**BRIEF**
Scan the entries below and extract each line with the word "پیشگیری" in it.
* begin *
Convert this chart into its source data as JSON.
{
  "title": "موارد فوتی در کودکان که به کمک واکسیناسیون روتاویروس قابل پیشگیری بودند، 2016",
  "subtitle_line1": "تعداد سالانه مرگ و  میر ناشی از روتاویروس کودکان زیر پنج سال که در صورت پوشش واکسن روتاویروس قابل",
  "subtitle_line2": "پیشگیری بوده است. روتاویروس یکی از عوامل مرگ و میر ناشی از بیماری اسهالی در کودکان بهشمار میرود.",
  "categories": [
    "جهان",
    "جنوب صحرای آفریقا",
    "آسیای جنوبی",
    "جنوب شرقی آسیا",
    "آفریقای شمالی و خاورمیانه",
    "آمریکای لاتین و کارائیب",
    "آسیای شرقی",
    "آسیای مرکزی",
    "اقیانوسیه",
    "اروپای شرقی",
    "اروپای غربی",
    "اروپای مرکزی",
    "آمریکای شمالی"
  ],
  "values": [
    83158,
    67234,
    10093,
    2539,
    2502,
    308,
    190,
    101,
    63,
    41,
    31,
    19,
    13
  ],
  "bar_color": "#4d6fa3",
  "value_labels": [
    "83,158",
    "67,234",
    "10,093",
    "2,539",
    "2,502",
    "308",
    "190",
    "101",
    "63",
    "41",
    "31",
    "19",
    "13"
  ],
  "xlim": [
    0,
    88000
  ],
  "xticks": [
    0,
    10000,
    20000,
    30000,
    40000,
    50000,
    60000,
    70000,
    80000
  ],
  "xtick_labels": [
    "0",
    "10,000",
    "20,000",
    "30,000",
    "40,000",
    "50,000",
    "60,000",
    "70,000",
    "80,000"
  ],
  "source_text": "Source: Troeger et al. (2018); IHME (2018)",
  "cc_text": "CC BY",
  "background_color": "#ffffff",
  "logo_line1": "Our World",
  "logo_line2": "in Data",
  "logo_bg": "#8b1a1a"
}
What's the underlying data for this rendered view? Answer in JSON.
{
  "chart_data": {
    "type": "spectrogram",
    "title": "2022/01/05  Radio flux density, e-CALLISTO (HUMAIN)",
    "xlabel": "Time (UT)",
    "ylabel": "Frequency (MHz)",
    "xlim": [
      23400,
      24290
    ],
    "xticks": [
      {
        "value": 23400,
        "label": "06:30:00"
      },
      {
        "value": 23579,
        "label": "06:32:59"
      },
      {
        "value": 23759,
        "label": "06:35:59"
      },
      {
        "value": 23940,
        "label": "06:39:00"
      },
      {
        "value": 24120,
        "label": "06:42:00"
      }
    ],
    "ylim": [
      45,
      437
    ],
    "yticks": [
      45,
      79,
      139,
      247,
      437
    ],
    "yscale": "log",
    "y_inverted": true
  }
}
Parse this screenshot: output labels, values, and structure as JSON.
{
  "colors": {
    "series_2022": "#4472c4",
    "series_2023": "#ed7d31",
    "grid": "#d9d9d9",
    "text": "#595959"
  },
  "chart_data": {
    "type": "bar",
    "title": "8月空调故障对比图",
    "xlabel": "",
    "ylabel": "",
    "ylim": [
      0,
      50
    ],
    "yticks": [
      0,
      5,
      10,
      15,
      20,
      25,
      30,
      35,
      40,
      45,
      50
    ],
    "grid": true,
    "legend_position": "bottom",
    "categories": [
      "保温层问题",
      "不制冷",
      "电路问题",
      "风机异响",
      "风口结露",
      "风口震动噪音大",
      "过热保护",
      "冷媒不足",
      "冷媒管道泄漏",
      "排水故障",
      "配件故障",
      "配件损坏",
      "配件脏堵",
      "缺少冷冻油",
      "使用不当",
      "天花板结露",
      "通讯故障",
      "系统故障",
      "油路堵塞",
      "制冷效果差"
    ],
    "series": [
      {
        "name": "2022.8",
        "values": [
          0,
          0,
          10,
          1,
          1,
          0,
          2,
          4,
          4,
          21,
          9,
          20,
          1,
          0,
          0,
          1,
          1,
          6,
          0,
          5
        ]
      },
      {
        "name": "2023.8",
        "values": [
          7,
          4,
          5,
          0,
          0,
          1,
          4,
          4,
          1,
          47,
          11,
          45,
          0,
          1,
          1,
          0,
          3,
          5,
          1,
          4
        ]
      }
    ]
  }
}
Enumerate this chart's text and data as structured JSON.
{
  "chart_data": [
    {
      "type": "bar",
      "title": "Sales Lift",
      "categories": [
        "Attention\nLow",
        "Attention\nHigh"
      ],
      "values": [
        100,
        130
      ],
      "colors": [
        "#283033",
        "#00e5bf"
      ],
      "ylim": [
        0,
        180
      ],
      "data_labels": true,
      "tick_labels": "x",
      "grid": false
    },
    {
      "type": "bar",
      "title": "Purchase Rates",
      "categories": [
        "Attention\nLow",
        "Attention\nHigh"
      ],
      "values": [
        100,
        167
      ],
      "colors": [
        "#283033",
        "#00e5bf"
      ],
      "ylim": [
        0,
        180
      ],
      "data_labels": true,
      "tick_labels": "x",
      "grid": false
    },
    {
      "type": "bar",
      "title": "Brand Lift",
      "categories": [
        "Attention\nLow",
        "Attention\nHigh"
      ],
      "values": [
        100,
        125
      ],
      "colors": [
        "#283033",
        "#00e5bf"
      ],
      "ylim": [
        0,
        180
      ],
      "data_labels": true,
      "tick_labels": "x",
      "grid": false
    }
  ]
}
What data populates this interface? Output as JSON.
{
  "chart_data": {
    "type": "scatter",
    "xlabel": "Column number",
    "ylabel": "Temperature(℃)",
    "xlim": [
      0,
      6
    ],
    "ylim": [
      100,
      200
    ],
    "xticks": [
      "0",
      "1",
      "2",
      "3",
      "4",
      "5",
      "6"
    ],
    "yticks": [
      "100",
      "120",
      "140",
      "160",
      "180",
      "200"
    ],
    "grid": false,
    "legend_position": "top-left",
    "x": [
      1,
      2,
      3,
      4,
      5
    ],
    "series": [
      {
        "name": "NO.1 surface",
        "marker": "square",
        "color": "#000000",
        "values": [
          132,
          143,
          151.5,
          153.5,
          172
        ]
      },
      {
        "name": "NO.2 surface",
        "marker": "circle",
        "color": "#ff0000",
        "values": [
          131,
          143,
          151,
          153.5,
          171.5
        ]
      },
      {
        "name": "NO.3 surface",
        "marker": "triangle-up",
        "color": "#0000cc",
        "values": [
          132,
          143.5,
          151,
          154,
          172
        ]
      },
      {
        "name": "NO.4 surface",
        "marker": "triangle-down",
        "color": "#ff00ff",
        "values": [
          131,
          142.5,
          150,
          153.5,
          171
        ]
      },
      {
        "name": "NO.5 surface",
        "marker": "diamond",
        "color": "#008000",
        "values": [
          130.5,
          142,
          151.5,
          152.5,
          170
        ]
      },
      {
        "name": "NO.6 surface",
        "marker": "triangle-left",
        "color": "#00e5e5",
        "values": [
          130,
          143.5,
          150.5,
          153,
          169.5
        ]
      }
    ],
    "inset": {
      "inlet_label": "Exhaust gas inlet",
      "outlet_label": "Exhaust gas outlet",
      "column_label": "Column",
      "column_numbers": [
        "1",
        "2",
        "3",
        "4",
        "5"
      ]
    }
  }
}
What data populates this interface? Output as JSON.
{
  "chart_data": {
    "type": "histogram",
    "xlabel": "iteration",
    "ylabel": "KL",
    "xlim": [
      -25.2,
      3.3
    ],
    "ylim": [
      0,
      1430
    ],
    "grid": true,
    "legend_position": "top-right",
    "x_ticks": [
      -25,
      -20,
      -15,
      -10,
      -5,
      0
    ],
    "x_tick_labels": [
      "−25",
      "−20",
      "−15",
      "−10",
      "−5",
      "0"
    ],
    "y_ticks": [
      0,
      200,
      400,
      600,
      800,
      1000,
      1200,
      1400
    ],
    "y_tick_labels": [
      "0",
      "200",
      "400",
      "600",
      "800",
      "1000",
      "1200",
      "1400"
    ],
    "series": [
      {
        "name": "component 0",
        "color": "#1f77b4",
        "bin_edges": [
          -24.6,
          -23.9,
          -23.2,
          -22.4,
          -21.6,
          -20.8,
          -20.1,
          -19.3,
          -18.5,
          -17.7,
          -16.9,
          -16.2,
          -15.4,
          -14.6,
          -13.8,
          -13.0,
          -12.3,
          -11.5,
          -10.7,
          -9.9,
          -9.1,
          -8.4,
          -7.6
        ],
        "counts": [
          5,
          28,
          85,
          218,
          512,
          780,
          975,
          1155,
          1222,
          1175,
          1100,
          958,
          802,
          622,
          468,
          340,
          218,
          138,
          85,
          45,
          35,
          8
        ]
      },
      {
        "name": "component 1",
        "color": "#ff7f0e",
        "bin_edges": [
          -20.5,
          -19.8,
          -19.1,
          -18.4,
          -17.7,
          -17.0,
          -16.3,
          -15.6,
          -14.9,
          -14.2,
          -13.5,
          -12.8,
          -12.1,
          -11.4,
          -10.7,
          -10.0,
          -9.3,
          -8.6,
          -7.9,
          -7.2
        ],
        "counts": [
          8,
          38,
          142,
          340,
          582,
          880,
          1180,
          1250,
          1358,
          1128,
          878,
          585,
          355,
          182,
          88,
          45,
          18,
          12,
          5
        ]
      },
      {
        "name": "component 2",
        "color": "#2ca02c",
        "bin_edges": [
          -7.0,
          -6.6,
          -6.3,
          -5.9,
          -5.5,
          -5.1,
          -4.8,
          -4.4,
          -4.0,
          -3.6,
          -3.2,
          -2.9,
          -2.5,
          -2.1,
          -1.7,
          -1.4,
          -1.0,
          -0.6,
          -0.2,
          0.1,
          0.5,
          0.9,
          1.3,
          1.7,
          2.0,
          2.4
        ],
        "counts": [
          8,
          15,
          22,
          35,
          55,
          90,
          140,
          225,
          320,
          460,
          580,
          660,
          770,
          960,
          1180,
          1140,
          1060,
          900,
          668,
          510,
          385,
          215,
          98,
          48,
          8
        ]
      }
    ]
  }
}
* end *
**ANSWER TO THE PROBLEM**
  "title": "موارد فوتی در کودکان که به کمک واکسیناسیون روتاویروس قابل پیشگیری بودند، 2016",
  "subtitle_line2": "پیشگیری بوده است. روتاویروس یکی از عوامل مرگ و میر ناشی از بیماری اسهالی در کودکان بهشمار میرود.",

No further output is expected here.